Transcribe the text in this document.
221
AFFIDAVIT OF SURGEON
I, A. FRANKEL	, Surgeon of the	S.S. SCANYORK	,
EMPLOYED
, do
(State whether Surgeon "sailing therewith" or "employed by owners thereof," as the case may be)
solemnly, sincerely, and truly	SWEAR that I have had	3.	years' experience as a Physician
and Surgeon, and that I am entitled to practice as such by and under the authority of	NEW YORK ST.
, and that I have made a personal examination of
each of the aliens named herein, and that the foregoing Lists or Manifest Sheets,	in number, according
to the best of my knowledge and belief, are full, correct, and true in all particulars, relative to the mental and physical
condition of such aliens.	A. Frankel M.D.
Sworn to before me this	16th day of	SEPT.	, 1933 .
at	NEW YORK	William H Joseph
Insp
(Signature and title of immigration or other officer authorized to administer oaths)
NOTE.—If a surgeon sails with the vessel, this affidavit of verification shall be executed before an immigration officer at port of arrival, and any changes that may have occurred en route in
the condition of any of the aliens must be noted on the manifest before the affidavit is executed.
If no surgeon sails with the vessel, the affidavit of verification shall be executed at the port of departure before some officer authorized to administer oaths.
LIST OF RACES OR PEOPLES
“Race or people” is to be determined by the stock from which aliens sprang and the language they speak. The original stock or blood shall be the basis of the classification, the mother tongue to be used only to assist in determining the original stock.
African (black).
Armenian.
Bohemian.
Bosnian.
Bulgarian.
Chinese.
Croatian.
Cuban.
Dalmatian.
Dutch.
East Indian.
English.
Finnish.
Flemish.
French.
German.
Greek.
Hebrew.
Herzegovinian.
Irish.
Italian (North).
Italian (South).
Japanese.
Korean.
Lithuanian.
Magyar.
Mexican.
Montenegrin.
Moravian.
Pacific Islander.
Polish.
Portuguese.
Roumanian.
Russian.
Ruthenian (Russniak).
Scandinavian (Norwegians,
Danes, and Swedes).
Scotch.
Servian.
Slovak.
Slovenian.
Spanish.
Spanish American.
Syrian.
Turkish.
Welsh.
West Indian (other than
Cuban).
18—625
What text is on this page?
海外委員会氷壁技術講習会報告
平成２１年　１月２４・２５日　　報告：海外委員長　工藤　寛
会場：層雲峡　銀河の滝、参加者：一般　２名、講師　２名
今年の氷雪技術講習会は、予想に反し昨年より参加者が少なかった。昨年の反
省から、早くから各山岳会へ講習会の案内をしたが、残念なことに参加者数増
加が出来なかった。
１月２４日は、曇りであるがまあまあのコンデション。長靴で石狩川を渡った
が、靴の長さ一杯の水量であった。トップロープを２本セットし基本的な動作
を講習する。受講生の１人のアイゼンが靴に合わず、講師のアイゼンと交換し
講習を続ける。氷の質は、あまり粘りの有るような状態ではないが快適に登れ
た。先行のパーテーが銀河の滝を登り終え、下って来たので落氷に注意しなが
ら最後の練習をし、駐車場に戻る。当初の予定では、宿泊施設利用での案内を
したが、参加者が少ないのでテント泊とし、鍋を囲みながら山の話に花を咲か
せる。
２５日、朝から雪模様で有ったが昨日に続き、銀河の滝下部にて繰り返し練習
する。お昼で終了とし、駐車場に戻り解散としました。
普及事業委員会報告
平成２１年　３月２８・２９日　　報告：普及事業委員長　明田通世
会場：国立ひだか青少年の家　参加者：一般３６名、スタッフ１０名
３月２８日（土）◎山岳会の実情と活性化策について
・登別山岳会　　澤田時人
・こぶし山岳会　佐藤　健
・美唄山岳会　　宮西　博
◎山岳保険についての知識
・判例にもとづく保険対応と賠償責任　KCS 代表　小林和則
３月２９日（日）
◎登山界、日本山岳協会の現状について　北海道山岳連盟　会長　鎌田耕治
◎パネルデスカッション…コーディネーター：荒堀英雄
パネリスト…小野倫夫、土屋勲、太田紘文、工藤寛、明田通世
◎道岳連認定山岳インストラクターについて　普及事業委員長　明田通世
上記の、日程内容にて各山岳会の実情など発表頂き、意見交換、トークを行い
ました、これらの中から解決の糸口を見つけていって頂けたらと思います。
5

---+---

### Exercise requirements
In the records above, find each line with the word "aliens" and copy it.

### Output
each of the aliens named herein, and that the foregoing Lists or Manifest Sheets,	in number, according
condition of such aliens.	A. Frankel M.D.
the condition of any of the aliens must be noted on the manifest before the affidavit is executed.
“Race or people” is to be determined by the stock from which aliens sprang and the language they speak. The original stock or blood shall be the basis of the classification, the mother tongue to be used only to assist in determining the original stock.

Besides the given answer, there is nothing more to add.